*** Records to use ***

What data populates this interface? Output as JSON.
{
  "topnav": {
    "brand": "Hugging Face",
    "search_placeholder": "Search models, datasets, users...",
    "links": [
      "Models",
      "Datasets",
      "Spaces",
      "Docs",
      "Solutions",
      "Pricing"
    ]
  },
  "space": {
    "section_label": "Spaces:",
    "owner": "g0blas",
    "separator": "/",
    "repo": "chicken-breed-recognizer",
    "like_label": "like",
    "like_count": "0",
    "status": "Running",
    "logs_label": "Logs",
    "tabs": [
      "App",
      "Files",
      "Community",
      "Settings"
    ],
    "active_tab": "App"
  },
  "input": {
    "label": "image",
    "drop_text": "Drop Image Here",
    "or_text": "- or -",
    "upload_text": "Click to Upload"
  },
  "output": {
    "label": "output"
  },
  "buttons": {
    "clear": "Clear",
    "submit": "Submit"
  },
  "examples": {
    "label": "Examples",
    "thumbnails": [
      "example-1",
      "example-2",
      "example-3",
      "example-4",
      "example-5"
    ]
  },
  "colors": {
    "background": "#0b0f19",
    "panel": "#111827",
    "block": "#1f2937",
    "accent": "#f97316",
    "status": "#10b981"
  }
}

***

> Your goal:
Reproduce the records word for word.

> Reply to the task:
What data populates this interface? Output as JSON.
{
  "topnav": {
    "brand": "Hugging Face",
    "search_placeholder": "Search models, datasets, users...",
    "links": [
      "Models",
      "Datasets",
      "Spaces",
      "Docs",
      "Solutions",
      "Pricing"
    ]
  },
  "space": {
    "section_label": "Spaces:",
    "owner": "g0blas",
    "separator": "/",
    "repo": "chicken-breed-recognizer",
    "like_label": "like",
    "like_count": "0",
    "status": "Running",
    "logs_label": "Logs",
    "tabs": [
      "App",
      "Files",
      "Community",
      "Settings"
    ],
    "active_tab": "App"
  },
  "input": {
    "label": "image",
    "drop_text": "Drop Image Here",
    "or_text": "- or -",
    "upload_text": "Click to Upload"
  },
  "output": {
    "label": "output"
  },
  "buttons": {
    "clear": "Clear",
    "submit": "Submit"
  },
  "examples": {
    "label": "Examples",
    "thumbnails": [
      "example-1",
      "example-2",
      "example-3",
      "example-4",
      "example-5"
    ]
  },
  "colors": {
    "background": "#0b0f19",
    "panel": "#111827",
    "block": "#1f2937",
    "accent": "#f97316",
    "status": "#10b981"
  }
}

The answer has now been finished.